EXERCISE AIM: Pull each line holding "Verdana" out of the entries below.

[Records from a data collection]
--------
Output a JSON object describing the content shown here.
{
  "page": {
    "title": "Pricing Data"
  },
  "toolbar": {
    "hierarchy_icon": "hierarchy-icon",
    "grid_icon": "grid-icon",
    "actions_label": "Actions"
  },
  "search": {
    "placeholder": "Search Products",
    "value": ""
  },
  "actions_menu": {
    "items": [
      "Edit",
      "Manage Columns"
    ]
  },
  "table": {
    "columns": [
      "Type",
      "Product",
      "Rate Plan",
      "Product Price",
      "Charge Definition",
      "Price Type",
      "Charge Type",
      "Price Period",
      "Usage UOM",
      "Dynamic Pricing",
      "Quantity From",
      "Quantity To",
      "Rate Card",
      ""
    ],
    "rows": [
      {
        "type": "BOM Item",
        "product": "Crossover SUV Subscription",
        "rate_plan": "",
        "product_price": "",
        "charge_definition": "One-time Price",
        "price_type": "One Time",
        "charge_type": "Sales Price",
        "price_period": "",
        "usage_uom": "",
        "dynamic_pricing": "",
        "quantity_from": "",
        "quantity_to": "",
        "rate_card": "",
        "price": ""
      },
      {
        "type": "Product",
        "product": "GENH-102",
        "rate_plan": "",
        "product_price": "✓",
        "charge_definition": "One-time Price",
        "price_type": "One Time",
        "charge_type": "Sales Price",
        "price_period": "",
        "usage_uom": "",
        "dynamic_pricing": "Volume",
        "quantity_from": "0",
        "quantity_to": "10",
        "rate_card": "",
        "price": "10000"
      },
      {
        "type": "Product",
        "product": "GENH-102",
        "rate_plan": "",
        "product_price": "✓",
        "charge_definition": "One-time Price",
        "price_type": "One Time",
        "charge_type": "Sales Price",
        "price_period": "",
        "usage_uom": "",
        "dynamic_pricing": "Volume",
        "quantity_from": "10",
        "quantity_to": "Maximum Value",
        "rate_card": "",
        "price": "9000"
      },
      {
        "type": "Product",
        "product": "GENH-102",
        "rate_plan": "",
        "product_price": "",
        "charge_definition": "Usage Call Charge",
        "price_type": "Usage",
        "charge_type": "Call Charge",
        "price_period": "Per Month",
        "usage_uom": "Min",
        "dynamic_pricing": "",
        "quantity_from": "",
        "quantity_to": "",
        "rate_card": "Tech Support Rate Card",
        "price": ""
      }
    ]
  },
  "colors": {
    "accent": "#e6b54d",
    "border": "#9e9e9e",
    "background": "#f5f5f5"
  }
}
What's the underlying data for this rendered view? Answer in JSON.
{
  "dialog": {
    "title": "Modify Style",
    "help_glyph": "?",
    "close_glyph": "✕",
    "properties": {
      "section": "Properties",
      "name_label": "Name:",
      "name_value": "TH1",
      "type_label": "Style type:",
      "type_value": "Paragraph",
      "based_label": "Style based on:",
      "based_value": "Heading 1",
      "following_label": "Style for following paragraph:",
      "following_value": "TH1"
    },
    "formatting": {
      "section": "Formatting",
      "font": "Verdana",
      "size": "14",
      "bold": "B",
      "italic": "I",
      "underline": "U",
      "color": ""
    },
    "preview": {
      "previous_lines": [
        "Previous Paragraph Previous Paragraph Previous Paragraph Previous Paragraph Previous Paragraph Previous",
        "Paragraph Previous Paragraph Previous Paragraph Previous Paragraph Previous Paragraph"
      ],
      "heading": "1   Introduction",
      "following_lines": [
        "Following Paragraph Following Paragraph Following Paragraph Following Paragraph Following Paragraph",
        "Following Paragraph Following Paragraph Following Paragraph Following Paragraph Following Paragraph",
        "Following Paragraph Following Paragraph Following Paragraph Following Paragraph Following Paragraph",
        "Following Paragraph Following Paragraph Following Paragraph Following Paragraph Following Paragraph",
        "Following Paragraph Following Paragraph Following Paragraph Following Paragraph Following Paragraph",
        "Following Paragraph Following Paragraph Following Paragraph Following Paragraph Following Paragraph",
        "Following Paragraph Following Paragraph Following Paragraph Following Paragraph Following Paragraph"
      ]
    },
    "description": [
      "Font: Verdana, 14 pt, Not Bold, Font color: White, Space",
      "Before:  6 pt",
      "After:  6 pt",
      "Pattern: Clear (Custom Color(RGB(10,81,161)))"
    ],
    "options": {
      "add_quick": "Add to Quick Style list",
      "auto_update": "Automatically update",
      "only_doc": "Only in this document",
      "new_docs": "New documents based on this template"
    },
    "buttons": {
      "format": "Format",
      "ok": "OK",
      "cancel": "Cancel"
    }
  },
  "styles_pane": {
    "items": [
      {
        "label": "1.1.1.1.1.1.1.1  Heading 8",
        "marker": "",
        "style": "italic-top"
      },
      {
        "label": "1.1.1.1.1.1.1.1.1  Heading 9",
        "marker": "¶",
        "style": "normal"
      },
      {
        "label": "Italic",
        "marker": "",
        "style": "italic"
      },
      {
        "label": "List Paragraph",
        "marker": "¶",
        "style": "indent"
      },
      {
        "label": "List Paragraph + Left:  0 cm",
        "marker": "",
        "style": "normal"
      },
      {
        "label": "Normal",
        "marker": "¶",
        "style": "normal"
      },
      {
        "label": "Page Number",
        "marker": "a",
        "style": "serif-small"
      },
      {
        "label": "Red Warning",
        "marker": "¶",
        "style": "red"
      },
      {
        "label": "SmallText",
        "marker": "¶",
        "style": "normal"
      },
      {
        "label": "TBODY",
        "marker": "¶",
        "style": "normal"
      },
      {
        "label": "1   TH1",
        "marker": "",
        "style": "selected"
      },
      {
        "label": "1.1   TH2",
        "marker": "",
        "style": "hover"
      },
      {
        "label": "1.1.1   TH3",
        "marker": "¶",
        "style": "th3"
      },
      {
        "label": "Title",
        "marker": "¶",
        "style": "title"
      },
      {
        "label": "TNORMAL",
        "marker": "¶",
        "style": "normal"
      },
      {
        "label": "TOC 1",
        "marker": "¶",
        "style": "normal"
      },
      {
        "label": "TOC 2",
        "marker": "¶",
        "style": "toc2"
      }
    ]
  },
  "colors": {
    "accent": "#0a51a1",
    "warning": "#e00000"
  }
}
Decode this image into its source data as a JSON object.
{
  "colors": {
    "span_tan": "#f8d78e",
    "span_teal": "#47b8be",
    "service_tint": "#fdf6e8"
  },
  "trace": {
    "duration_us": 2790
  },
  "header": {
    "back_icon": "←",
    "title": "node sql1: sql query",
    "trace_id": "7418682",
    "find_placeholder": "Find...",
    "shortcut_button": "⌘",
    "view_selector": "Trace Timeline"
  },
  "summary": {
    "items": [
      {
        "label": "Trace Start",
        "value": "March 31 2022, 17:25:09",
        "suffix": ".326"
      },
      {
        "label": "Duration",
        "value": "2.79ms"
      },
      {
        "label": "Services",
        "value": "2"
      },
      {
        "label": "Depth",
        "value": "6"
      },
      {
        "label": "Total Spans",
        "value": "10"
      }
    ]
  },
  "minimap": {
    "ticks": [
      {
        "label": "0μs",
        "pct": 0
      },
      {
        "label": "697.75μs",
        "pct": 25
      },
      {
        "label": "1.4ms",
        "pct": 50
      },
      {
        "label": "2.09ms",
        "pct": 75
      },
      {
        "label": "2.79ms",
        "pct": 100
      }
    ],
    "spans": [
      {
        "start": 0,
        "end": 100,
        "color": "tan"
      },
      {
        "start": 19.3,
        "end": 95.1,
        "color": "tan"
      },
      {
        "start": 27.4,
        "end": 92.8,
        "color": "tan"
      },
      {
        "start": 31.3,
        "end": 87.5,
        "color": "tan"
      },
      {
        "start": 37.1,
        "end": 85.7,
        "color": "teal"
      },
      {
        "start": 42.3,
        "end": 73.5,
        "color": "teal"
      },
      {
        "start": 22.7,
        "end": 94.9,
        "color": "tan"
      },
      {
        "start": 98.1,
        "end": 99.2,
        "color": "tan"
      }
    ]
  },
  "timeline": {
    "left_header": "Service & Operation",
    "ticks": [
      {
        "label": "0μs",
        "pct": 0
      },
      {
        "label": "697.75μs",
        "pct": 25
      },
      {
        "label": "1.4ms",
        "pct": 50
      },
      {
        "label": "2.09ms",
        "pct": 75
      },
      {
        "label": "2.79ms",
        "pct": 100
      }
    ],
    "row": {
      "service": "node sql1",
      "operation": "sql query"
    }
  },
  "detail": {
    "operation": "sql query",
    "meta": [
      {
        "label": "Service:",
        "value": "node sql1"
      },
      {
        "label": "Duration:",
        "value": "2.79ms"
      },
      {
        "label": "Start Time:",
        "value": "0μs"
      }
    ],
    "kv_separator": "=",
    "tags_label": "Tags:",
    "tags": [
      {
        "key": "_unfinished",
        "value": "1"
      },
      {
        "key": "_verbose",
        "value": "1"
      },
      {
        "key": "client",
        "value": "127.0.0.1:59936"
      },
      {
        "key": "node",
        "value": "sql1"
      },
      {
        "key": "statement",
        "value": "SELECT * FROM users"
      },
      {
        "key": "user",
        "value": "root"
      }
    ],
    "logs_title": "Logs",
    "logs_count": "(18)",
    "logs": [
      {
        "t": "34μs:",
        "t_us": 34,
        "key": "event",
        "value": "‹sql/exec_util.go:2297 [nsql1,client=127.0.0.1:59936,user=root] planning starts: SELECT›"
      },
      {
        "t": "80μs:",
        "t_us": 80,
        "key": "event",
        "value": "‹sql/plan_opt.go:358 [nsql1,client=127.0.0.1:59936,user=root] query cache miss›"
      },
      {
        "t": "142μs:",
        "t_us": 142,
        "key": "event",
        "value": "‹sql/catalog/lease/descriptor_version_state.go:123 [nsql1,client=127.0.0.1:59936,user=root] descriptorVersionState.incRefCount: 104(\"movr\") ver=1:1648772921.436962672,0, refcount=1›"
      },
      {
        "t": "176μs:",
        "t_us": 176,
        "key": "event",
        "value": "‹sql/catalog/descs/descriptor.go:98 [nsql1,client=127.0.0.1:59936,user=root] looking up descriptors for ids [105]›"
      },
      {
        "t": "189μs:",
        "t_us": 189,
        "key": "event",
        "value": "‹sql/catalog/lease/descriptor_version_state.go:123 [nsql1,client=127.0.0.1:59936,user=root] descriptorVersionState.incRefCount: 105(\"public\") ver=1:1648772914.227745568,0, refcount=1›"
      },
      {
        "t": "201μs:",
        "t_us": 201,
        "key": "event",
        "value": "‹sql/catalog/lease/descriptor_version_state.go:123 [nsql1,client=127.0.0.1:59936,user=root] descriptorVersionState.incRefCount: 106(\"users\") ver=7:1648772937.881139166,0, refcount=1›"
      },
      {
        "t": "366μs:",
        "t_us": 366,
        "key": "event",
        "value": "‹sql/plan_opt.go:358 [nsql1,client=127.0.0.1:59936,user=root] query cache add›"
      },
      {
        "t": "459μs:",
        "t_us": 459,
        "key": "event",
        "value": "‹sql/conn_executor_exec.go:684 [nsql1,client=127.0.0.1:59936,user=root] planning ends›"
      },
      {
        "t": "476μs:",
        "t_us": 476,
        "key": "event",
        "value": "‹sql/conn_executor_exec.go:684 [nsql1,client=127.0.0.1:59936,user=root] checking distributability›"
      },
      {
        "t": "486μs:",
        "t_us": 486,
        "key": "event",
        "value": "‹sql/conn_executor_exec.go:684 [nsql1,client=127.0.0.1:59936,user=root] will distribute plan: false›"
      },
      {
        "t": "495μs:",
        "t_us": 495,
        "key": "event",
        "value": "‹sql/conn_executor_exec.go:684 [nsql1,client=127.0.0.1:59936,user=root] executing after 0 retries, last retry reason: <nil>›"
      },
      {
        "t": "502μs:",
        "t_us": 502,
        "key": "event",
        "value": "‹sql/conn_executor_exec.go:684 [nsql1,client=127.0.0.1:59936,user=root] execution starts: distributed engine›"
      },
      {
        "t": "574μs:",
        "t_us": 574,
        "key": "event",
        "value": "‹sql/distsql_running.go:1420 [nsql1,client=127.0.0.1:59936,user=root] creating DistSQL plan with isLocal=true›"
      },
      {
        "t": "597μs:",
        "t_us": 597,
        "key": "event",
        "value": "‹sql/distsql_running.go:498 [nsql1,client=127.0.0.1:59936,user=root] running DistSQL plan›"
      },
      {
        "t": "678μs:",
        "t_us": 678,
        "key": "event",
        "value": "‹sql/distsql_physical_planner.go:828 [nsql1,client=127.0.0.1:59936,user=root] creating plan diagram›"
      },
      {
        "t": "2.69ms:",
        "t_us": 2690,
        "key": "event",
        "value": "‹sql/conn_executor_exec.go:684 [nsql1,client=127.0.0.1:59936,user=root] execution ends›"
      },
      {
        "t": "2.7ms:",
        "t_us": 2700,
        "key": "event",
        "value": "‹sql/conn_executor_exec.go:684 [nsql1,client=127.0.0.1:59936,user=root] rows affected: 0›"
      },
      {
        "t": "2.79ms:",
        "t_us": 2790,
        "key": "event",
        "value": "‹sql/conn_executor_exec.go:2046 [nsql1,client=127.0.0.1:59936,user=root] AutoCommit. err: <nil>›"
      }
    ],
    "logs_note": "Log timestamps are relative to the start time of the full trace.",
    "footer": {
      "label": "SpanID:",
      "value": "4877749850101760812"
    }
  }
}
--------
PROBLEM SOLUTION:
      "font": "Verdana",
      "Font: Verdana, 14 pt, Not Bold, Font color: White, Space",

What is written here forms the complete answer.